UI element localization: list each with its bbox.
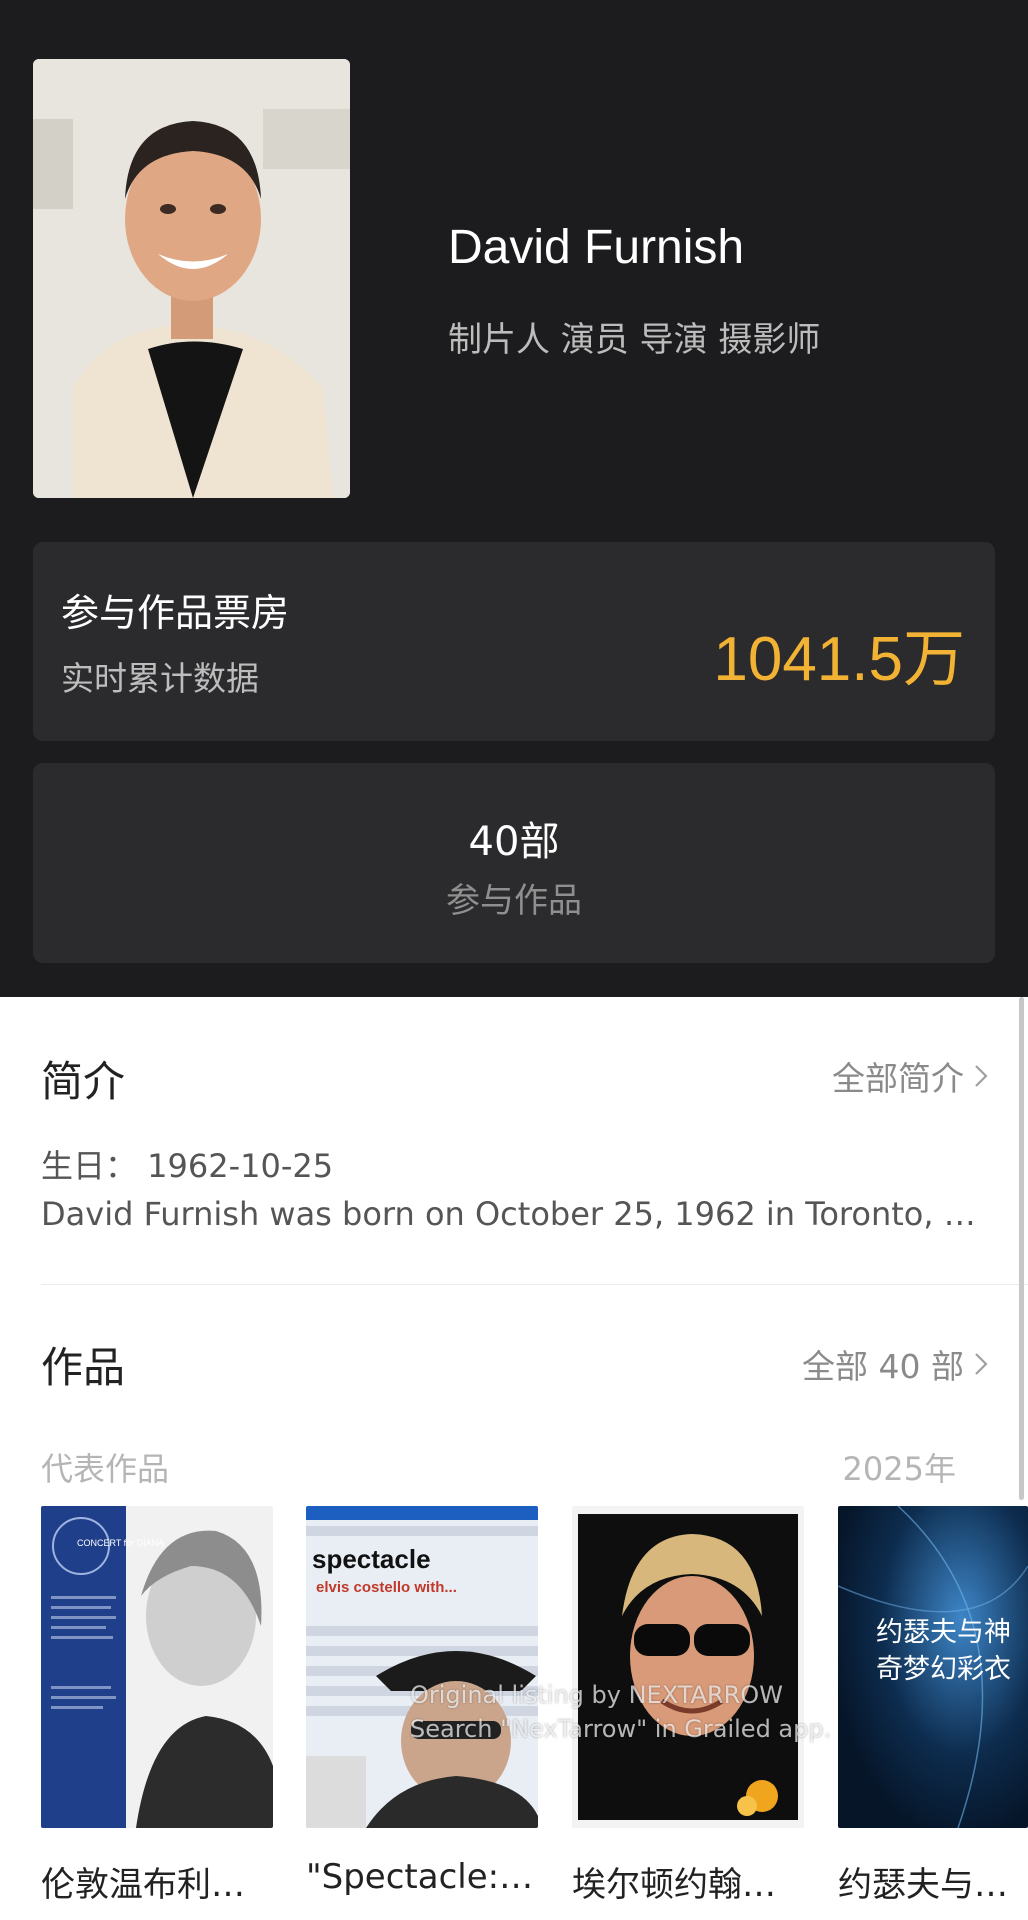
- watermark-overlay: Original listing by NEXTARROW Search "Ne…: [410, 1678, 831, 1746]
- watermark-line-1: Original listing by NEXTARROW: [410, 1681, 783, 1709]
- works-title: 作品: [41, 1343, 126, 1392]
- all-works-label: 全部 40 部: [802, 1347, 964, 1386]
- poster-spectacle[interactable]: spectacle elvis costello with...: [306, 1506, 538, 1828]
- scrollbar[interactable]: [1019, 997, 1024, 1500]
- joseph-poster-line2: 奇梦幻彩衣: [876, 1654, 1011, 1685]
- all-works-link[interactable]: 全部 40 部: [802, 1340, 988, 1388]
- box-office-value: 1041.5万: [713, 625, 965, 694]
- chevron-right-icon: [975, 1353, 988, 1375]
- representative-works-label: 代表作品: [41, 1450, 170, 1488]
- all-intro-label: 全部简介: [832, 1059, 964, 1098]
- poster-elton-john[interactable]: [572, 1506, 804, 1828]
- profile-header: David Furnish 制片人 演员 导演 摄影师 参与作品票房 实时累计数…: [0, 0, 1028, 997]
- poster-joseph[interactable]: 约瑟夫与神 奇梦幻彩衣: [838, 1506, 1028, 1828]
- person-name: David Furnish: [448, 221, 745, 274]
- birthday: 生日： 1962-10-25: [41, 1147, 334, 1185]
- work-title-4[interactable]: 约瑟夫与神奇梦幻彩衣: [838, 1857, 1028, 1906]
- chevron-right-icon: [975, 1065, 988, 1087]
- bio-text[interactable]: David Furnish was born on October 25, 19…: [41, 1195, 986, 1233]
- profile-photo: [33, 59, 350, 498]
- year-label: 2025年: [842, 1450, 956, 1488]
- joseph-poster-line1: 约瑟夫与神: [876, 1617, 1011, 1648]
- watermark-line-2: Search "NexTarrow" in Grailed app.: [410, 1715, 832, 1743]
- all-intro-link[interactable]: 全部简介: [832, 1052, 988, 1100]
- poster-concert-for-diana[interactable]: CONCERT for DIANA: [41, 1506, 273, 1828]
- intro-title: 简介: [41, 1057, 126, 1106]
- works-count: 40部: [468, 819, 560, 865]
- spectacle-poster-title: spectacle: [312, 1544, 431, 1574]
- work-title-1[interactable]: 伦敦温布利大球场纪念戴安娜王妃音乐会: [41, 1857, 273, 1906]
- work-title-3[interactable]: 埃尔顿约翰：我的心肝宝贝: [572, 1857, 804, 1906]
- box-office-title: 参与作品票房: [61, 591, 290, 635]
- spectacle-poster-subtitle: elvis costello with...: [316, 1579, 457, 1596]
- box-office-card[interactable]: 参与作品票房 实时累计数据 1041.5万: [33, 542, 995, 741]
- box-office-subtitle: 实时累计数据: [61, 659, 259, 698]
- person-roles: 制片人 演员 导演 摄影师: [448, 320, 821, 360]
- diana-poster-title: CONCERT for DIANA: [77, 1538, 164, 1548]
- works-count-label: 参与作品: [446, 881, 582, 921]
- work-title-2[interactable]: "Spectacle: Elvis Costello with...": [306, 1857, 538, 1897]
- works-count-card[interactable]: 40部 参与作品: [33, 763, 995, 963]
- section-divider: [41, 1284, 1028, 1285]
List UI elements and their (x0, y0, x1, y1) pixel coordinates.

────────────────

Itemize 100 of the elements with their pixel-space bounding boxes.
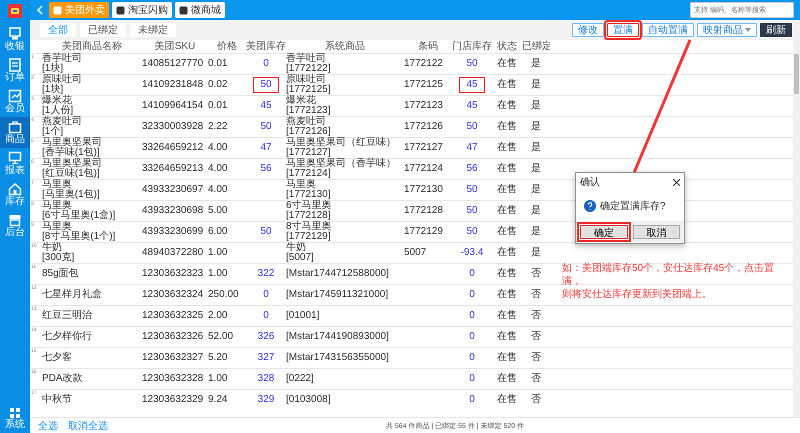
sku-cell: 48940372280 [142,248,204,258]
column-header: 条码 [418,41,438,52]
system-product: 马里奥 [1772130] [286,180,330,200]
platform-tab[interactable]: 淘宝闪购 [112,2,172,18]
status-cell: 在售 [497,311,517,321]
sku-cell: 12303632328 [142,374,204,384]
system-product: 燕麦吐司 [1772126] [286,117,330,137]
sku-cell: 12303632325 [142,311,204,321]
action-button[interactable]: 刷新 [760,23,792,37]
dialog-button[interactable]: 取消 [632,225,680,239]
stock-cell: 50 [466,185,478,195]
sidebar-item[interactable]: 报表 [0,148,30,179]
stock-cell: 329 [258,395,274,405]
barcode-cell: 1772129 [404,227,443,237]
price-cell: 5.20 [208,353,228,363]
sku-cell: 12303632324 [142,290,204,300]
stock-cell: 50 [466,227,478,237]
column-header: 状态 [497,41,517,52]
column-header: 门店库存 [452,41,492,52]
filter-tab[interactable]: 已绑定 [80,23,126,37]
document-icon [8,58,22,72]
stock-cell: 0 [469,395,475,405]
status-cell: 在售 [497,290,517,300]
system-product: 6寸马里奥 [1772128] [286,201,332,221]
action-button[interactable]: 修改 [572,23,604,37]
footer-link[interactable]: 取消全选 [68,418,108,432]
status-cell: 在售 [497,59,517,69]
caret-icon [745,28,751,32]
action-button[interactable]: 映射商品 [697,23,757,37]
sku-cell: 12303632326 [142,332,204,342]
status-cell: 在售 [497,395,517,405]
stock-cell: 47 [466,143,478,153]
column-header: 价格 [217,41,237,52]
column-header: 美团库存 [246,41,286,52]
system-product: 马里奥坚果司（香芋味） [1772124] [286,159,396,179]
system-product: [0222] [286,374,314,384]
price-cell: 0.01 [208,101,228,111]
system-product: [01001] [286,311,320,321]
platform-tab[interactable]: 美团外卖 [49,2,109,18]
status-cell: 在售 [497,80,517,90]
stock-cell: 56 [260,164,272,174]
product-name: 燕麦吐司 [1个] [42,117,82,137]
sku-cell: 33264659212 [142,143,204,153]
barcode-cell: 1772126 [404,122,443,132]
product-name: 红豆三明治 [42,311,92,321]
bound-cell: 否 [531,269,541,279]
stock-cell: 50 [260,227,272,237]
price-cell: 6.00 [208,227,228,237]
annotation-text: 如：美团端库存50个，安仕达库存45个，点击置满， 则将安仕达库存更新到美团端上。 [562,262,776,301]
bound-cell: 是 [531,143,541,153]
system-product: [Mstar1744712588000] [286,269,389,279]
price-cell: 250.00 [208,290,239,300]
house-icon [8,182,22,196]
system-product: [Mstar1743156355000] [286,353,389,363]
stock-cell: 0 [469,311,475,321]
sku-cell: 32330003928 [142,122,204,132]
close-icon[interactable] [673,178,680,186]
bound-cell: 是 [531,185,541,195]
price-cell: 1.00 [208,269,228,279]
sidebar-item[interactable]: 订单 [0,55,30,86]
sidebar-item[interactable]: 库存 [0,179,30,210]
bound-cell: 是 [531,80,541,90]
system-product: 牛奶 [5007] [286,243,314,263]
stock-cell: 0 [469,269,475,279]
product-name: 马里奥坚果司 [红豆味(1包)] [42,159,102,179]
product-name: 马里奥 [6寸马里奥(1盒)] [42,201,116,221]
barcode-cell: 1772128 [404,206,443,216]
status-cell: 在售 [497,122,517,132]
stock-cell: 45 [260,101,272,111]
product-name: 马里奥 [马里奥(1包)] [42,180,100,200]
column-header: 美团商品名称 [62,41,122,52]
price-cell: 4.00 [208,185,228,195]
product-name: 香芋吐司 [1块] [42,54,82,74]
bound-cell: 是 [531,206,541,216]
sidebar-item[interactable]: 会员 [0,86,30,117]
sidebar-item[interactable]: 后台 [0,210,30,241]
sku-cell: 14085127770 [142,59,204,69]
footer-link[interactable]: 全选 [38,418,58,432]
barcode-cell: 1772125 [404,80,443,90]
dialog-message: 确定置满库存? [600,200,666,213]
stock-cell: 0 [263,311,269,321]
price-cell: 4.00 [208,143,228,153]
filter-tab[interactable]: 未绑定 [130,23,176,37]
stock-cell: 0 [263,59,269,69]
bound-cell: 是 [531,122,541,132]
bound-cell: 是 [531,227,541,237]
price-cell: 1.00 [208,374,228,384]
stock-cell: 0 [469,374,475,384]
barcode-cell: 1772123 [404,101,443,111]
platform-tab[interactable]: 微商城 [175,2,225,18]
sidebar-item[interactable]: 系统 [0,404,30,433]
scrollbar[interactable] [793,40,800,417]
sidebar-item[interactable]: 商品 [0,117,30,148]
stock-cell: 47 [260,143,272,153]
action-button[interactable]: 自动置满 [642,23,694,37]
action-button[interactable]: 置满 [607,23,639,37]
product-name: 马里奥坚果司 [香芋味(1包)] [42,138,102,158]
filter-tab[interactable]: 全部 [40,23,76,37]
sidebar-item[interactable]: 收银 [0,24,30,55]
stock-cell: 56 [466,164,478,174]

────────────────

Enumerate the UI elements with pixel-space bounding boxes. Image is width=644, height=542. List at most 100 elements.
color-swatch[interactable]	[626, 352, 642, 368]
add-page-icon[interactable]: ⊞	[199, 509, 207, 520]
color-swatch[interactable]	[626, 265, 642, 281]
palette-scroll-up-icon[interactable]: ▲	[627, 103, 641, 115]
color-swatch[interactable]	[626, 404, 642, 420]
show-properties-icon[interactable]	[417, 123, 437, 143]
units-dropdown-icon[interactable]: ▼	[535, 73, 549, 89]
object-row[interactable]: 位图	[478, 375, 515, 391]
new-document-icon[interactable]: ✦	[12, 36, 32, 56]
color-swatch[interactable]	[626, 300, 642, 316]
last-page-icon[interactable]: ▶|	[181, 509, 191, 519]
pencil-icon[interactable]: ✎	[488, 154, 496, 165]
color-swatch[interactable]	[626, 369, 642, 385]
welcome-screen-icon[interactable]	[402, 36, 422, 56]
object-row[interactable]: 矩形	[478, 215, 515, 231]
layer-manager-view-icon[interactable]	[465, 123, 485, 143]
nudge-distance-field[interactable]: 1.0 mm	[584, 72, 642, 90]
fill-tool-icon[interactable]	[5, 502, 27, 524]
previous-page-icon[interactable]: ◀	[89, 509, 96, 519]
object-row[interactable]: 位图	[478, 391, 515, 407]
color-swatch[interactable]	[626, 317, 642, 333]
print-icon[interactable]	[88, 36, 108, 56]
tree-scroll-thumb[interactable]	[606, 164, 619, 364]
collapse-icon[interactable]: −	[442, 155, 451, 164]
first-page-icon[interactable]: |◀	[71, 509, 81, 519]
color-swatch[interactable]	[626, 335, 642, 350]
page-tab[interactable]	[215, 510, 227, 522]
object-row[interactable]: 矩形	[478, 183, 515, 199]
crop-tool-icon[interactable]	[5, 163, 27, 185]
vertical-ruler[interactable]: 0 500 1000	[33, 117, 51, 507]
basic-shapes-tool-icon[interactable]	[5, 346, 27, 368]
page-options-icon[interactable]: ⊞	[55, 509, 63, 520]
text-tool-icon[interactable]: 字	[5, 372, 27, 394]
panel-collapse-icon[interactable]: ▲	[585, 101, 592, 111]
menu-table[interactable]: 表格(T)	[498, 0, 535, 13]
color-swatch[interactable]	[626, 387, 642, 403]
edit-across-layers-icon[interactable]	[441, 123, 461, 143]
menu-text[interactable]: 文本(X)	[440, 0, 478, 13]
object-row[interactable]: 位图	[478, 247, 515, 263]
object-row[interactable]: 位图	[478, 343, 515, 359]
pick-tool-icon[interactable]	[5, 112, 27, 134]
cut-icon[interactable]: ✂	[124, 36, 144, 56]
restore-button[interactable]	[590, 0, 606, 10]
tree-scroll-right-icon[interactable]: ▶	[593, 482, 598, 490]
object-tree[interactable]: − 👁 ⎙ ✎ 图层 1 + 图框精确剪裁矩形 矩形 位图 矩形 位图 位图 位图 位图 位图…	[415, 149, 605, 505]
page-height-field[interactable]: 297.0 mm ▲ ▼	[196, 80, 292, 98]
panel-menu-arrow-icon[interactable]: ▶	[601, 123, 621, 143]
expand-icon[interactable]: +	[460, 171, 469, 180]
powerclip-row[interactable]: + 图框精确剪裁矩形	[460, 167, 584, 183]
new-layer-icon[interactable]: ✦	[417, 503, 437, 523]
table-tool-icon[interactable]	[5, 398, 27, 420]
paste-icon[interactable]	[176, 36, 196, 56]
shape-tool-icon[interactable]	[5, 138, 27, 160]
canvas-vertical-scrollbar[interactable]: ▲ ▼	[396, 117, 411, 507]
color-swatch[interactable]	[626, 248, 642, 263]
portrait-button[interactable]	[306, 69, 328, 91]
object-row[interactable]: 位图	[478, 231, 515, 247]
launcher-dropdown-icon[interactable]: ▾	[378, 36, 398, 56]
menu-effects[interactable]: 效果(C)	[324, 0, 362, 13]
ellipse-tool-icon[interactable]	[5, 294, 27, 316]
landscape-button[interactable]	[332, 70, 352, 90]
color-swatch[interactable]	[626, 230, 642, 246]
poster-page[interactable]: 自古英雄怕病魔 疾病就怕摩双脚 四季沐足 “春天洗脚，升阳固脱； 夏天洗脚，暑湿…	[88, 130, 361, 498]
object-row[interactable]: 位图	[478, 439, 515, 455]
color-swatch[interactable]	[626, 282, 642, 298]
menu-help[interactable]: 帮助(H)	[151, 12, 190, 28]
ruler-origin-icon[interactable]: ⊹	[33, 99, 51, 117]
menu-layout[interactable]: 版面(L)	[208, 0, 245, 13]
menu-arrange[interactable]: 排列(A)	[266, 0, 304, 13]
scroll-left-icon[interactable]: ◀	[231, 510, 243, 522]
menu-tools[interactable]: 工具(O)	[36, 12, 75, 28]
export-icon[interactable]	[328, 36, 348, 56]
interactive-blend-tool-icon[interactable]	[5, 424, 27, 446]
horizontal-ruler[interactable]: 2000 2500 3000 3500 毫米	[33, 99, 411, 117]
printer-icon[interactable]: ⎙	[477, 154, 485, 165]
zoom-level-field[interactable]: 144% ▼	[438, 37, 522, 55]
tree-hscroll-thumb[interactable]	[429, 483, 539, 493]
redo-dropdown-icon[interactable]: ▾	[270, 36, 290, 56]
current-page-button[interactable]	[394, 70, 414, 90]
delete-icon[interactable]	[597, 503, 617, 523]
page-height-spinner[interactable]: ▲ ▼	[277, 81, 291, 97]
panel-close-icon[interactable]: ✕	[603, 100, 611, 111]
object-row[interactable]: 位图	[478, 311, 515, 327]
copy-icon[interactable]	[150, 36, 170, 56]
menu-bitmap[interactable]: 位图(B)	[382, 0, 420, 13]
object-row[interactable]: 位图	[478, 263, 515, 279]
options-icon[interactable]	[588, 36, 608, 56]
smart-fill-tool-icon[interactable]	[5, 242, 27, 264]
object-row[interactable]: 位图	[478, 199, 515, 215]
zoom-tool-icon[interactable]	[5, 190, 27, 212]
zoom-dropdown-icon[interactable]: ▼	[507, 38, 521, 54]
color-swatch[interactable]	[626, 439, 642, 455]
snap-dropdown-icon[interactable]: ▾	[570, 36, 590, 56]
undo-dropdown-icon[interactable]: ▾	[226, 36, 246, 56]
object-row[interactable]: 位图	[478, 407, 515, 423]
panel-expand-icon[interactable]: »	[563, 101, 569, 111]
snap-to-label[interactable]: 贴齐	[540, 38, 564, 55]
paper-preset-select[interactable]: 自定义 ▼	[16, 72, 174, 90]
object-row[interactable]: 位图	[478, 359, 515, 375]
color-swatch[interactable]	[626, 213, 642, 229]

────────────────

## The task
Format the items between the lines holding "- watermark-overlay: Original" and "- profile-header: David", inclusive, as a JSON list of strings with one string per line, leaving out any blank lines.

## Solution to this exercise
[
  "- watermark-overlay: Original listing by NEXTARROW Search \"Ne…: [410, 1678, 831, 1746]",
  "- watermark-line-1: Original listing by NEXTARROW: [410, 1681, 783, 1709]",
  "- works-title: 作品: [41, 1343, 126, 1392]",
  "- all-works-label: 全部 40 部: [802, 1347, 964, 1386]",
  "- poster-spectacle[interactable]: spectacle elvis costello with...: [306, 1506, 538, 1828]",
  "- scrollbar[interactable]: [1019, 997, 1024, 1500]",
  "- joseph-poster-line2: 奇梦幻彩衣: [876, 1654, 1011, 1685]",
  "- all-works-link[interactable]: 全部 40 部: [802, 1340, 988, 1388]",
  "- box-office-value: 1041.5万: [713, 625, 965, 694]",
  "- chevron-right-icon: [975, 1353, 988, 1375]",
  "- representative-works-label: 代表作品: [41, 1450, 170, 1488]",
  "- all-intro-label: 全部简介: [832, 1059, 964, 1098]",
  "- poster-elton-john[interactable]: [572, 1506, 804, 1828]",
  "- profile-header: David Furnish 制片人 演员 导演 摄影师 参与作品票房 实时累计数…: [0, 0, 1028, 997]"
]